=== What you will do ===
Copy out each line that mentions the word "NewTerrainData".

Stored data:
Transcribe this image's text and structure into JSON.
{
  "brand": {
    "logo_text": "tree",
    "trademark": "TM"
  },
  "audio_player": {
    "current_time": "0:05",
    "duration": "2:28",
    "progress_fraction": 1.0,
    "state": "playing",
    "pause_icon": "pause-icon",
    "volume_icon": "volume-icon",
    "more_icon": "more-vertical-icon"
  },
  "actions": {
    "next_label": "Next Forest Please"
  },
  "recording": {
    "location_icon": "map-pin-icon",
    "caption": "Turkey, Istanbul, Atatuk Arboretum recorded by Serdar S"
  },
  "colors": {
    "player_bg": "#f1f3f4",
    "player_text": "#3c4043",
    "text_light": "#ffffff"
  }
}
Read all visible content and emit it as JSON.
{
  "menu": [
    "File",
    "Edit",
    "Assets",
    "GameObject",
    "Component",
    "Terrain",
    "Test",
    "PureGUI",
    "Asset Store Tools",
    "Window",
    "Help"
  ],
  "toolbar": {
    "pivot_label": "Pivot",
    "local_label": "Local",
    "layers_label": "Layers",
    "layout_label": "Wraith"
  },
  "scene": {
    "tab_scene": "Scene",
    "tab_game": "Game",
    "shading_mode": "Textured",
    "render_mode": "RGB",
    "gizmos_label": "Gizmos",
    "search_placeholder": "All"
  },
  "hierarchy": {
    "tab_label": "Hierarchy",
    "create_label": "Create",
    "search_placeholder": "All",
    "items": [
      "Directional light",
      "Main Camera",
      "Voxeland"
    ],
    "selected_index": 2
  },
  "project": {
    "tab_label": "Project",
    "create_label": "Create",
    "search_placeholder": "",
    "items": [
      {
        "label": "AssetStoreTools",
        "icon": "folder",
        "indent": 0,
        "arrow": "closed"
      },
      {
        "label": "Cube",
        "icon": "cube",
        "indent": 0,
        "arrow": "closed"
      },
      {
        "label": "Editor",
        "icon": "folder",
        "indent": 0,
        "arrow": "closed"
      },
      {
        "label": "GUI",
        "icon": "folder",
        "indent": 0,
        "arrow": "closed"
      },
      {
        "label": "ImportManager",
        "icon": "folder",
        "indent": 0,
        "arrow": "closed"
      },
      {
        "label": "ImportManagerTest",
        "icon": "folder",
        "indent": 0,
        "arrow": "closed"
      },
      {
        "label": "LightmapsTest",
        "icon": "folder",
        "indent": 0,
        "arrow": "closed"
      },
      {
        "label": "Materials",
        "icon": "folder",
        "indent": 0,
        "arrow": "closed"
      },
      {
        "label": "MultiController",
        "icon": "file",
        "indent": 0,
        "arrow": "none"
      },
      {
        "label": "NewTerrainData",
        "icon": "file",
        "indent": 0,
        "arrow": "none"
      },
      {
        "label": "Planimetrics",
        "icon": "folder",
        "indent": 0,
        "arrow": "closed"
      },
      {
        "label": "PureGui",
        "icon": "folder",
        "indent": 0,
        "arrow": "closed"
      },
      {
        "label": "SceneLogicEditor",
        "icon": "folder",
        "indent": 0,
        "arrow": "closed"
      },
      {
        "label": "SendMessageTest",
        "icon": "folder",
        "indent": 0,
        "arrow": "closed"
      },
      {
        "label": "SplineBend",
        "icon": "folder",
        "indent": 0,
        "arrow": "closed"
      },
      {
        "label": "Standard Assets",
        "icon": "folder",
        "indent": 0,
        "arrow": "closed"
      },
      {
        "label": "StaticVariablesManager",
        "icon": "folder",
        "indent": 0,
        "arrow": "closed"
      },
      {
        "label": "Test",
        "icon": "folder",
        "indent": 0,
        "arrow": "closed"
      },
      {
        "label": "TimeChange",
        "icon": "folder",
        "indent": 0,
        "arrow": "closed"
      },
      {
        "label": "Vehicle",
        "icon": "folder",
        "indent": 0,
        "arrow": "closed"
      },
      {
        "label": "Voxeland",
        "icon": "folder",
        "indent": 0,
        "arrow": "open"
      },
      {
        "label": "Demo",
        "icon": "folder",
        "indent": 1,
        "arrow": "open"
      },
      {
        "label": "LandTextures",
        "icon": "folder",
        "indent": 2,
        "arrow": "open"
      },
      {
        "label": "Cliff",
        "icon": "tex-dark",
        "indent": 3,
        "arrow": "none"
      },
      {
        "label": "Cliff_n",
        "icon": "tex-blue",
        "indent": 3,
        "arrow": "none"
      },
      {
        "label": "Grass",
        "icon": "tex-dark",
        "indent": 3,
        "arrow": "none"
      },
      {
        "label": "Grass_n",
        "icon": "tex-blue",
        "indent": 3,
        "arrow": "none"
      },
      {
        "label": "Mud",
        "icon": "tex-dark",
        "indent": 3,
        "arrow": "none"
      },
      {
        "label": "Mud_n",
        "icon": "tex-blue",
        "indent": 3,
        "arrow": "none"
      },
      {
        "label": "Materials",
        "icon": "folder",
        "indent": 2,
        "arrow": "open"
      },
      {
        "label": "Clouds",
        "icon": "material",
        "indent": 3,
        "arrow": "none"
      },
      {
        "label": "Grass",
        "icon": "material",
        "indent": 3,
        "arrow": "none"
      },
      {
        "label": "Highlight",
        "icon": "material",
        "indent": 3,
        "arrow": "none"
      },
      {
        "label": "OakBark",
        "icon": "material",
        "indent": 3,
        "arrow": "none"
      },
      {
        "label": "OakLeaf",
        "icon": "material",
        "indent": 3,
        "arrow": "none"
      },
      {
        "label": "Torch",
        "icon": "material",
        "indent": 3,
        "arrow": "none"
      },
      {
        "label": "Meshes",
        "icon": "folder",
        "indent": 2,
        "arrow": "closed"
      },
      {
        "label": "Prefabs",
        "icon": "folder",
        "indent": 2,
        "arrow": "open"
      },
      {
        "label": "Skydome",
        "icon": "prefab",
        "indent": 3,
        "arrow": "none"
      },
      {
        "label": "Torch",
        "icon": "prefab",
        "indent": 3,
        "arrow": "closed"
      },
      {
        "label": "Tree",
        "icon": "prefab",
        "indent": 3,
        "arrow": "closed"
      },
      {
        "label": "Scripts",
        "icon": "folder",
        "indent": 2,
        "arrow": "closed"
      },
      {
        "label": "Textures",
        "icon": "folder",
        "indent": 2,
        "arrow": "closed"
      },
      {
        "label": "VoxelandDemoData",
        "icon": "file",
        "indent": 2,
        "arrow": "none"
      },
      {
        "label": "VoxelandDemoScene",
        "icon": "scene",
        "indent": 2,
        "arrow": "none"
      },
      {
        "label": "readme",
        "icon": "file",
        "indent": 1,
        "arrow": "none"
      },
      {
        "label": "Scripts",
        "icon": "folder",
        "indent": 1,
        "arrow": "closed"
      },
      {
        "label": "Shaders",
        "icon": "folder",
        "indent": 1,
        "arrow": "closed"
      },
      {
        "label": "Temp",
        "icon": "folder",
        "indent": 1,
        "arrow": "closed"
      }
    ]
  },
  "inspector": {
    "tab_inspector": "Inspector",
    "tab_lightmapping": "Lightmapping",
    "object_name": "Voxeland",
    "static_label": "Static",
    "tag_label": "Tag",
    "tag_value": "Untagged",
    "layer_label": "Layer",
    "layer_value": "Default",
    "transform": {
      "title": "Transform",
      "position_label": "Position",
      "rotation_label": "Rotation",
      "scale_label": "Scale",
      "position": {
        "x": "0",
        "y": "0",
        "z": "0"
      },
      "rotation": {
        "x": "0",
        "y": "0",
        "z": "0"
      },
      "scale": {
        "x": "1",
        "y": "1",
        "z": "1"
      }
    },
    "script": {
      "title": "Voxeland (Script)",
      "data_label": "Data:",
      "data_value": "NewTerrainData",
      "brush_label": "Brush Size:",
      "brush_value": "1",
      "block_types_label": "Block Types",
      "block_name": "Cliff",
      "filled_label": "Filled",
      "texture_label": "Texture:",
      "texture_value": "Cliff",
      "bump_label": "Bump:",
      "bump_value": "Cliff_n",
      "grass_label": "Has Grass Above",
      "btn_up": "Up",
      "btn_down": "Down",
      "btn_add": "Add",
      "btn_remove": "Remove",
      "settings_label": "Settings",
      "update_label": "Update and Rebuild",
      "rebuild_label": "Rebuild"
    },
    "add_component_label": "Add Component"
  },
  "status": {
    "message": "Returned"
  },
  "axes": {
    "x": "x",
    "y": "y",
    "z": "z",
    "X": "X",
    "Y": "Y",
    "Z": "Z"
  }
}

=== Exercise output ===
        "label": "NewTerrainData",
      "data_value": "NewTerrainData",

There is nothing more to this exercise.